» What to do: Your task is to gather the lines below that hold the string "ญหาด".

Saved entries
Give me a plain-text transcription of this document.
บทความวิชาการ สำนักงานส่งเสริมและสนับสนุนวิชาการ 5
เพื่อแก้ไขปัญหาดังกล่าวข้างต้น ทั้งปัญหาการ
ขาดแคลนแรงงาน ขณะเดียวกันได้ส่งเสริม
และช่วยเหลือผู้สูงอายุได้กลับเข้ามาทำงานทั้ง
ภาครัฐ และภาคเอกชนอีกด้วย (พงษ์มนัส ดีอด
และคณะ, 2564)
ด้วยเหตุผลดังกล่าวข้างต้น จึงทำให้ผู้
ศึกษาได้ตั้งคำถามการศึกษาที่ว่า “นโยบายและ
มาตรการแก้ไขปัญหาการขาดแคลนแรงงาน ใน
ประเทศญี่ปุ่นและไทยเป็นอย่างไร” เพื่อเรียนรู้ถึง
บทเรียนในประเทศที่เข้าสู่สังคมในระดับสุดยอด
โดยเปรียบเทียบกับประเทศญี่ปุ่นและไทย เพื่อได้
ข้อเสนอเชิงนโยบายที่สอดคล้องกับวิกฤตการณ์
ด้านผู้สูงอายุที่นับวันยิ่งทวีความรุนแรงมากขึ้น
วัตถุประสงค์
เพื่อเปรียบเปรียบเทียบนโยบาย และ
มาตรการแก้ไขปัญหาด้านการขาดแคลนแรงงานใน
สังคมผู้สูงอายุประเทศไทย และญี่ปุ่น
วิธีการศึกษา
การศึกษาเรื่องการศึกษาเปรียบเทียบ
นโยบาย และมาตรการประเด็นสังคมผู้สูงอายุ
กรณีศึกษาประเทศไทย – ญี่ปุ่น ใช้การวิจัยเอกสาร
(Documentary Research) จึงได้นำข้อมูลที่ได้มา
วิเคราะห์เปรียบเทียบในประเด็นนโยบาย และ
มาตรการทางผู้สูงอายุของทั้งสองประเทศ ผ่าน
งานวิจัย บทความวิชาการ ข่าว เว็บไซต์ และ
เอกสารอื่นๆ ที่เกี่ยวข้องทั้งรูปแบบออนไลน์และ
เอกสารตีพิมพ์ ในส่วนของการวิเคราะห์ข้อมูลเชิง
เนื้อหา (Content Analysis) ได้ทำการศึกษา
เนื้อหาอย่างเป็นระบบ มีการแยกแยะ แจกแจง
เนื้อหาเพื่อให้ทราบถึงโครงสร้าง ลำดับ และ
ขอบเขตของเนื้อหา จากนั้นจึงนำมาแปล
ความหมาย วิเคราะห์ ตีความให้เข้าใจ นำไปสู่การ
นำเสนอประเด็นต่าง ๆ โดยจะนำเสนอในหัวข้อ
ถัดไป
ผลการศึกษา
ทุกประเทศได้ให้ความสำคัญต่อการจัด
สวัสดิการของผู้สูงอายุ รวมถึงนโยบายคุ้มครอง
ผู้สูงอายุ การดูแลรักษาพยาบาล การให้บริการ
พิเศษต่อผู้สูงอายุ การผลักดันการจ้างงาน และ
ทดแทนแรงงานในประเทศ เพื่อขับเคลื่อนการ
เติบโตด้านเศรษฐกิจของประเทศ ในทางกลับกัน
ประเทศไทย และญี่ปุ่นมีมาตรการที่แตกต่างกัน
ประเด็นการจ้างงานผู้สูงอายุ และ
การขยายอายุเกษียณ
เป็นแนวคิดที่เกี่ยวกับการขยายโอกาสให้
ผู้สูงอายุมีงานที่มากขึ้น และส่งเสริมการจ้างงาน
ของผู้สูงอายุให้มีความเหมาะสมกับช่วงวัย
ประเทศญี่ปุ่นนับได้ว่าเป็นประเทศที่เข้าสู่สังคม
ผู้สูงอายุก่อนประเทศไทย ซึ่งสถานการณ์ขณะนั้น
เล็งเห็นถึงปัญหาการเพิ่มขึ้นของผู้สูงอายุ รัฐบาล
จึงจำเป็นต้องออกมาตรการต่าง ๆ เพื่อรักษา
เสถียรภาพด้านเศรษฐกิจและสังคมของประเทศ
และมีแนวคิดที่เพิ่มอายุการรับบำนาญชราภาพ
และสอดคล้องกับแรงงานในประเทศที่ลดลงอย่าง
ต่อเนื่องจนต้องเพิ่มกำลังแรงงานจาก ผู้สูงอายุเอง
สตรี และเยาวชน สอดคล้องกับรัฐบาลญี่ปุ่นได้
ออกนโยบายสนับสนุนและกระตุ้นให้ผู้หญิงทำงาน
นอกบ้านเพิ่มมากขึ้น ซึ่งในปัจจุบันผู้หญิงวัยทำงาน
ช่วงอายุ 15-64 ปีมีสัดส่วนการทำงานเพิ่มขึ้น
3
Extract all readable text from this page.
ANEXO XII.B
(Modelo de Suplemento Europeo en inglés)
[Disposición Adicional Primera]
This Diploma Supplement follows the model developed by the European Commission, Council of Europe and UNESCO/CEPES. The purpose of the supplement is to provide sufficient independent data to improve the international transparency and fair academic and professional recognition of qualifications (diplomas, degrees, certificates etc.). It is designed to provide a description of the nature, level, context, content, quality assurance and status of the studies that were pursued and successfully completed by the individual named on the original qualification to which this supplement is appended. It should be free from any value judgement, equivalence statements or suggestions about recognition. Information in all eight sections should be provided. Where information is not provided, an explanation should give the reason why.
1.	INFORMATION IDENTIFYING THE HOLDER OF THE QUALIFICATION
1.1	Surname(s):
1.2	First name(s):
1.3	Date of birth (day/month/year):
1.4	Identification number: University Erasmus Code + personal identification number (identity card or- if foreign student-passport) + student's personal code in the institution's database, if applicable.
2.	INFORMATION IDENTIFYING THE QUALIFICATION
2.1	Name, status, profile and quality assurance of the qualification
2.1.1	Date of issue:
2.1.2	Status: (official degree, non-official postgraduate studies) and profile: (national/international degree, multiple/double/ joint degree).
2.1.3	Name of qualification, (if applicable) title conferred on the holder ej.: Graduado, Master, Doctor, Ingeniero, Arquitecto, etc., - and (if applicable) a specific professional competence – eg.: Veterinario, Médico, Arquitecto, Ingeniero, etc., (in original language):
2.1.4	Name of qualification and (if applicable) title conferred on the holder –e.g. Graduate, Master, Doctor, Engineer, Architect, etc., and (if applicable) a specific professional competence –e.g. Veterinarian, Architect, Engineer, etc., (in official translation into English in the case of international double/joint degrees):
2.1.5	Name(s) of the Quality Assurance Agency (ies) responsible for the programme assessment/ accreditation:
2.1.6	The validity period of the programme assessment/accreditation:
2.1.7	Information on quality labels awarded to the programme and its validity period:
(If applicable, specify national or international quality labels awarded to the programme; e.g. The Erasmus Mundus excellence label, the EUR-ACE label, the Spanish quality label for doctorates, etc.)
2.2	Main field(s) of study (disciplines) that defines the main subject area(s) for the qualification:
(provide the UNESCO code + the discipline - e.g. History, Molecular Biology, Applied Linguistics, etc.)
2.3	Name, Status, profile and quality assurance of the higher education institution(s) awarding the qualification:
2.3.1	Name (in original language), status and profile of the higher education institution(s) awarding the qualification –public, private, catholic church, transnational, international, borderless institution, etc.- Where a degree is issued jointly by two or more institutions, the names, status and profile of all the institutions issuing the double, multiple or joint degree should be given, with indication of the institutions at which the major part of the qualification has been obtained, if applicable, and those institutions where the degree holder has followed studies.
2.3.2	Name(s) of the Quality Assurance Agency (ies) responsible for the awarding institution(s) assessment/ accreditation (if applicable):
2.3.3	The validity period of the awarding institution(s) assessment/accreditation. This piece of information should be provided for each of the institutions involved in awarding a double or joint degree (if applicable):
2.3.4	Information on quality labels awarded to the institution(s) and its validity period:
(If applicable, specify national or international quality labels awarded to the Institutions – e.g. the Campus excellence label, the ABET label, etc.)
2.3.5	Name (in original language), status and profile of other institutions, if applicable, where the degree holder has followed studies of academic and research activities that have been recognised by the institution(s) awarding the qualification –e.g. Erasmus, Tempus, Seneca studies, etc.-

» Correct output:
เพื่อแก้ไขปัญหาดังกล่าวข้างต้น ทั้งปัญหาการ
มาตรการแก้ไขปัญหาด้านการขาดแคลนแรงงานใน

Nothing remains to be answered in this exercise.